**Data shown:**

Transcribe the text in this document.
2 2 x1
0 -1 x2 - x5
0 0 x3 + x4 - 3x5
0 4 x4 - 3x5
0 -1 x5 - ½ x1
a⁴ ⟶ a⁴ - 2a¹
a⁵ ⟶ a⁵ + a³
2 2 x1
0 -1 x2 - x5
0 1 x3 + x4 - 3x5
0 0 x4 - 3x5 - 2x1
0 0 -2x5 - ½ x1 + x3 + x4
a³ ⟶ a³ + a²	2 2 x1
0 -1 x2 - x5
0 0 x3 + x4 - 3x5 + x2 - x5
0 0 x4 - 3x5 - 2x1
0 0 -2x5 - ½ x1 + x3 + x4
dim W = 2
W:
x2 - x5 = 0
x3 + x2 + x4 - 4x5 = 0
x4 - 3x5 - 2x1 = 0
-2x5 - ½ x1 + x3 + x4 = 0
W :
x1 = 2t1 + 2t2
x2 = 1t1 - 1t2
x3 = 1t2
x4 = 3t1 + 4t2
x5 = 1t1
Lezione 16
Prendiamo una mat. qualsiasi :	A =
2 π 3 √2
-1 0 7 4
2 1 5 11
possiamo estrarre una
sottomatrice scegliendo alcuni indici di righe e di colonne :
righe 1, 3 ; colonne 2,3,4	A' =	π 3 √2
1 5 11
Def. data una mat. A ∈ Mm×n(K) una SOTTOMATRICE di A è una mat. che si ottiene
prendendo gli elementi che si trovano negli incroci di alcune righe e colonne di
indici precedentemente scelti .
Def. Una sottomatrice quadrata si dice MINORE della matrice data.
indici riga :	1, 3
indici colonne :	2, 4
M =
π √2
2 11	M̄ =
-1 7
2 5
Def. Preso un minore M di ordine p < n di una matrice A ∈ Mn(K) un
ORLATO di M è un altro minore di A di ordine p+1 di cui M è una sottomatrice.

**Aim:** Write the entire listing out again, word for word.

**Full output:**
Transcribe the text in this document.
2 2 x1
0 -1 x2 - x5
0 0 x3 + x4 - 3x5
0 4 x4 - 3x5
0 -1 x5 - ½ x1
a⁴ ⟶ a⁴ - 2a¹
a⁵ ⟶ a⁵ + a³
2 2 x1
0 -1 x2 - x5
0 1 x3 + x4 - 3x5
0 0 x4 - 3x5 - 2x1
0 0 -2x5 - ½ x1 + x3 + x4
a³ ⟶ a³ + a²	2 2 x1
0 -1 x2 - x5
0 0 x3 + x4 - 3x5 + x2 - x5
0 0 x4 - 3x5 - 2x1
0 0 -2x5 - ½ x1 + x3 + x4
dim W = 2
W:
x2 - x5 = 0
x3 + x2 + x4 - 4x5 = 0
x4 - 3x5 - 2x1 = 0
-2x5 - ½ x1 + x3 + x4 = 0
W :
x1 = 2t1 + 2t2
x2 = 1t1 - 1t2
x3 = 1t2
x4 = 3t1 + 4t2
x5 = 1t1
Lezione 16
Prendiamo una mat. qualsiasi :	A =
2 π 3 √2
-1 0 7 4
2 1 5 11
possiamo estrarre una
sottomatrice scegliendo alcuni indici di righe e di colonne :
righe 1, 3 ; colonne 2,3,4	A' =	π 3 √2
1 5 11
Def. data una mat. A ∈ Mm×n(K) una SOTTOMATRICE di A è una mat. che si ottiene
prendendo gli elementi che si trovano negli incroci di alcune righe e colonne di
indici precedentemente scelti .
Def. Una sottomatrice quadrata si dice MINORE della matrice data.
indici riga :	1, 3
indici colonne :	2, 4
M =
π √2
2 11	M̄ =
-1 7
2 5
Def. Preso un minore M di ordine p < n di una matrice A ∈ Mn(K) un
ORLATO di M è un altro minore di A di ordine p+1 di cui M è una sottomatrice.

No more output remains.